▶ _Task objective_
Below is a set of records; print all of them exactly as written.

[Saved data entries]
_ _ _ _ _ _ _

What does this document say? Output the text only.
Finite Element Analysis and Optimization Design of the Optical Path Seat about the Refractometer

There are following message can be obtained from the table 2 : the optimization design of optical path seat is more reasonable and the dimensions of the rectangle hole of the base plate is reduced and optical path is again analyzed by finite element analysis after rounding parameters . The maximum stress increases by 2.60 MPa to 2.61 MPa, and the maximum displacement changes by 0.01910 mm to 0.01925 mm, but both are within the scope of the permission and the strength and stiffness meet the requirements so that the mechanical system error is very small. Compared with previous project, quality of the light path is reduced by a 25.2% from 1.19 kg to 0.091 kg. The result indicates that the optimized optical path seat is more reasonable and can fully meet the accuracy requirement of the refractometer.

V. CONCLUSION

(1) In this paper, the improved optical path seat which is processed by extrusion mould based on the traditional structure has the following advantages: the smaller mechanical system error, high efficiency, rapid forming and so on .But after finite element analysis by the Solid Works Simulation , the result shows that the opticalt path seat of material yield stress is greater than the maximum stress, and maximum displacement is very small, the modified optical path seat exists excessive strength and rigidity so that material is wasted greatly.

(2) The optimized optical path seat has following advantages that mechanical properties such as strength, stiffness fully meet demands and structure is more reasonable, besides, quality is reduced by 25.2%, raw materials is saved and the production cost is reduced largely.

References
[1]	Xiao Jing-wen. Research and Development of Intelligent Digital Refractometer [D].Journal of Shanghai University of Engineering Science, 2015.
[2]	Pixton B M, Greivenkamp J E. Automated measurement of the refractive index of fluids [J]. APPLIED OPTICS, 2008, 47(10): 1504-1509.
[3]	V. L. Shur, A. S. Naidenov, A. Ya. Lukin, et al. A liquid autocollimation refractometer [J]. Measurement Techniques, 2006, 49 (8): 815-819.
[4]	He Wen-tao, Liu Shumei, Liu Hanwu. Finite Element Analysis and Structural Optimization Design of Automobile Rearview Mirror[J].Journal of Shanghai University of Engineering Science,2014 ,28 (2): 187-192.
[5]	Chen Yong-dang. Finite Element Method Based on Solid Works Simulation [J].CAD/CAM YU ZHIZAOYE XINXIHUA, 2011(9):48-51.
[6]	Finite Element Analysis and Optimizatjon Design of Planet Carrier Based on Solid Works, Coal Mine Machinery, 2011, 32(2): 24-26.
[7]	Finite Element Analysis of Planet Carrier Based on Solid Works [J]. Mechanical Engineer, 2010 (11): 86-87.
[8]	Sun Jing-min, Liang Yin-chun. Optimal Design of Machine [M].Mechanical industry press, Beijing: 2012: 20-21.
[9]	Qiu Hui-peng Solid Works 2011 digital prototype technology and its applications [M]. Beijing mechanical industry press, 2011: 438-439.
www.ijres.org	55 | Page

_ _ _ _ _ _ _

▶ _Correct result_
What does this document say? Output the text only.
Finite Element Analysis and Optimization Design of the Optical Path Seat about the Refractometer

There are following message can be obtained from the table 2 : the optimization design of optical path seat is more reasonable and the dimensions of the rectangle hole of the base plate is reduced and optical path is again analyzed by finite element analysis after rounding parameters . The maximum stress increases by 2.60 MPa to 2.61 MPa, and the maximum displacement changes by 0.01910 mm to 0.01925 mm, but both are within the scope of the permission and the strength and stiffness meet the requirements so that the mechanical system error is very small. Compared with previous project, quality of the light path is reduced by a 25.2% from 1.19 kg to 0.091 kg. The result indicates that the optimized optical path seat is more reasonable and can fully meet the accuracy requirement of the refractometer.

V. CONCLUSION

(1) In this paper, the improved optical path seat which is processed by extrusion mould based on the traditional structure has the following advantages: the smaller mechanical system error, high efficiency, rapid forming and so on .But after finite element analysis by the Solid Works Simulation , the result shows that the opticalt path seat of material yield stress is greater than the maximum stress, and maximum displacement is very small, the modified optical path seat exists excessive strength and rigidity so that material is wasted greatly.

(2) The optimized optical path seat has following advantages that mechanical properties such as strength, stiffness fully meet demands and structure is more reasonable, besides, quality is reduced by 25.2%, raw materials is saved and the production cost is reduced largely.

References
[1]	Xiao Jing-wen. Research and Development of Intelligent Digital Refractometer [D].Journal of Shanghai University of Engineering Science, 2015.
[2]	Pixton B M, Greivenkamp J E. Automated measurement of the refractive index of fluids [J]. APPLIED OPTICS, 2008, 47(10): 1504-1509.
[3]	V. L. Shur, A. S. Naidenov, A. Ya. Lukin, et al. A liquid autocollimation refractometer [J]. Measurement Techniques, 2006, 49 (8): 815-819.
[4]	He Wen-tao, Liu Shumei, Liu Hanwu. Finite Element Analysis and Structural Optimization Design of Automobile Rearview Mirror[J].Journal of Shanghai University of Engineering Science,2014 ,28 (2): 187-192.
[5]	Chen Yong-dang. Finite Element Method Based on Solid Works Simulation [J].CAD/CAM YU ZHIZAOYE XINXIHUA, 2011(9):48-51.
[6]	Finite Element Analysis and Optimizatjon Design of Planet Carrier Based on Solid Works, Coal Mine Machinery, 2011, 32(2): 24-26.
[7]	Finite Element Analysis of Planet Carrier Based on Solid Works [J]. Mechanical Engineer, 2010 (11): 86-87.
[8]	Sun Jing-min, Liang Yin-chun. Optimal Design of Machine [M].Mechanical industry press, Beijing: 2012: 20-21.
[9]	Qiu Hui-peng Solid Works 2011 digital prototype technology and its applications [M]. Beijing mechanical industry press, 2011: 438-439.
www.ijres.org	55 | Page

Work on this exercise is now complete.